(Supplied text):
.....
Solza margarita is an extinct animal of uncertain phylogeny which lived about 555 mya in the Ediacaran period.

==Occurrence==
Fossils of Solza margarita is found in the Verkhovka and Zimnegory formations on the Solza River and Zimnii Bereg (Winter Coast), White Sea area of the Arkhangelsk Region, Russia.

==Etymology==
The generic name Solza comes from the Solza River on the Onega Peninsula, White Sea, where the holotype and first specimens were found. The specific name, margarita, derives from the Greek μαργαριτηζ (margarita), meaning "pearl".

==Description==
Solza was the shape of a low oblique cone with a base, which is egg-like in cross-section. Fossil impressions are covered by the meshwork of grooves, which is wide at the apex of the cone, narrowing and diverging towards the animal's edges.

In the first description it was suggested that the grooves were formed postmortem above cavities inside the body or they covered the body surface during the animal’s life.

- In the first view the grooves were interpreted as internal tubes in the living Solza, and opened to narrow pores along its surface. It was suggested that the canals hypothetically could be associated with feeding and represented system for filtering a suspension and microorganisms from water.
.....
(Extracted data):
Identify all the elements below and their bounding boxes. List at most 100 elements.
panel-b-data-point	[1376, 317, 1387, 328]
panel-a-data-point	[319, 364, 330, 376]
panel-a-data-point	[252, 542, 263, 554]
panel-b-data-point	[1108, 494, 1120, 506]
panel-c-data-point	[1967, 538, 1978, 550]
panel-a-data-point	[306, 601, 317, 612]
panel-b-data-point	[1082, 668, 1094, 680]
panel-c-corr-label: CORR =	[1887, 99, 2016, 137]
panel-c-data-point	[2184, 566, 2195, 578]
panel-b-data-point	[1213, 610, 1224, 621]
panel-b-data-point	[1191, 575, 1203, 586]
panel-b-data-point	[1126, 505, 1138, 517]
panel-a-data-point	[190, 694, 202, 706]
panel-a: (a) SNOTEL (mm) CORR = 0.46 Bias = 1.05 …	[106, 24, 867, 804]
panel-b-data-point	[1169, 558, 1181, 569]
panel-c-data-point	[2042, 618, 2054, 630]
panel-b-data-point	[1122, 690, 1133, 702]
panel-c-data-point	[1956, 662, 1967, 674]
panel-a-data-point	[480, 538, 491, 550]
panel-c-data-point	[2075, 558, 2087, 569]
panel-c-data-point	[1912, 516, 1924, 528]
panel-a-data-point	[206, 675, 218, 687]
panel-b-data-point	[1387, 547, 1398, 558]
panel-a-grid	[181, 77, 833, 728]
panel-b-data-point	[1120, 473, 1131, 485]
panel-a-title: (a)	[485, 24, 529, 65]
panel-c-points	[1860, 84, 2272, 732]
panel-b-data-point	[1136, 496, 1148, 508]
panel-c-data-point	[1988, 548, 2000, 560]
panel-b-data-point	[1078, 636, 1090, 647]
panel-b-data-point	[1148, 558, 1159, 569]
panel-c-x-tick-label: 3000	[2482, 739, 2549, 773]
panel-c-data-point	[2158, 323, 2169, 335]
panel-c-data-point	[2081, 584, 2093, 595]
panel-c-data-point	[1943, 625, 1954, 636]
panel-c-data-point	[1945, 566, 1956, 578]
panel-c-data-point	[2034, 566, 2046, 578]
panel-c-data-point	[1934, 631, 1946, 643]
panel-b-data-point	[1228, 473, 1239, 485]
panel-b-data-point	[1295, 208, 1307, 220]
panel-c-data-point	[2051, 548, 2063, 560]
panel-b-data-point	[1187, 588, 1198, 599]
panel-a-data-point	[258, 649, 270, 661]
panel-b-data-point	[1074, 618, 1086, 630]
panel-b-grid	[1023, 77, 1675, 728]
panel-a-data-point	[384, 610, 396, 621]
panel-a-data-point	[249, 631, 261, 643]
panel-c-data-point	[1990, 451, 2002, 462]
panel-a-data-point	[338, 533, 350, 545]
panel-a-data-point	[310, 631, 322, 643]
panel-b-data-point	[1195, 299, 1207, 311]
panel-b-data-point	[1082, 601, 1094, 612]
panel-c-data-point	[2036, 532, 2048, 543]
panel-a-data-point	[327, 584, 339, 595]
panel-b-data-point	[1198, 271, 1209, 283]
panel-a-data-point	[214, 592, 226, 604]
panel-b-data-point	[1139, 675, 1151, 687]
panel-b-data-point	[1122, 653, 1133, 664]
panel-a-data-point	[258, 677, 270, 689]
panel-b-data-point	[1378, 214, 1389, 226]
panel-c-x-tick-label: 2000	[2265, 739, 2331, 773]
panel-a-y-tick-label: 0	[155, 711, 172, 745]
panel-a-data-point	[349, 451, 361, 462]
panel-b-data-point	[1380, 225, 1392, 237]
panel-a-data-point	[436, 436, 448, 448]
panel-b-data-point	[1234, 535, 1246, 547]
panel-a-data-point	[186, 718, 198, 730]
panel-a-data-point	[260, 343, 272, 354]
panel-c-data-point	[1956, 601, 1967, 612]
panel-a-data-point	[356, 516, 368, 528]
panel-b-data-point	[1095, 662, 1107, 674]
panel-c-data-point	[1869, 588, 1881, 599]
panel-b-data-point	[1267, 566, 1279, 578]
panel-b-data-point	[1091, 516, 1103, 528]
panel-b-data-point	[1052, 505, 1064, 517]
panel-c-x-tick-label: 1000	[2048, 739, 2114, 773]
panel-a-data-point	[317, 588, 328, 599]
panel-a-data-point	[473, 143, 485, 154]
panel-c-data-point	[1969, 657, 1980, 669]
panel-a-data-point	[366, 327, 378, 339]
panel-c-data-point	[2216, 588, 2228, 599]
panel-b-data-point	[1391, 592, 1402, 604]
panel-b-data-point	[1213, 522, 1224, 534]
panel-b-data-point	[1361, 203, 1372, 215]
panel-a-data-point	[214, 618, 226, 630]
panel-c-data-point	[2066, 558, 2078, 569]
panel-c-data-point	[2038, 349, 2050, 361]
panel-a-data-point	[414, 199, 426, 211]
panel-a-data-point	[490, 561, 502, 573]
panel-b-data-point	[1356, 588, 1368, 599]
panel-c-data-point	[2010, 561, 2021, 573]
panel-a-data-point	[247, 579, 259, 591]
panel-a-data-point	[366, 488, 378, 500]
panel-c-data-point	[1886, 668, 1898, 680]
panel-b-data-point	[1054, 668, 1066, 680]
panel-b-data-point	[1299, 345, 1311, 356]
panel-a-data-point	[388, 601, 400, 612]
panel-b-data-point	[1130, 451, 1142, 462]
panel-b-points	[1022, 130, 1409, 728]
.....
(Parts of the exercise):
a) Output the part of the Solza margarita text starting at "Solza margarita is an" and ending at "the animal's edges.".
b) According to the Solza margarita text, what does the Greek word behind the species name margarita mean?
c) List every geographic place name in the Solza margarita text, leaving out the names of rock formations.

(Solved problems):
a)
Solza margarita is an extinct animal of uncertain phylogeny which lived about 555 mya in the Ediacaran period.

==Occurrence==
Fossils of Solza margarita is found in the Verkhovka and Zimnegory formations on the Solza River and Zimnii Bereg (Winter Coast), White Sea area of the Arkhangelsk Region, Russia.

==Etymology==
The generic name Solza comes from the Solza River on the Onega Peninsula, White Sea, where the holotype and first specimens were found. The specific name, margarita, derives from the Greek μαργαριτηζ (margarita), meaning "pearl".

==Description==
Solza was the shape of a low oblique cone with a base, which is egg-like in cross-section. Fossil impressions are covered by the meshwork of grooves, which is wide at the apex of the cone, narrowing and diverging towards the animal's edges.

b) "Pearl"

c)
- Solza River
- Zimnii Bereg (Winter Coast)
- White Sea
- Arkhangelsk Region
- Russia
- Onega Peninsula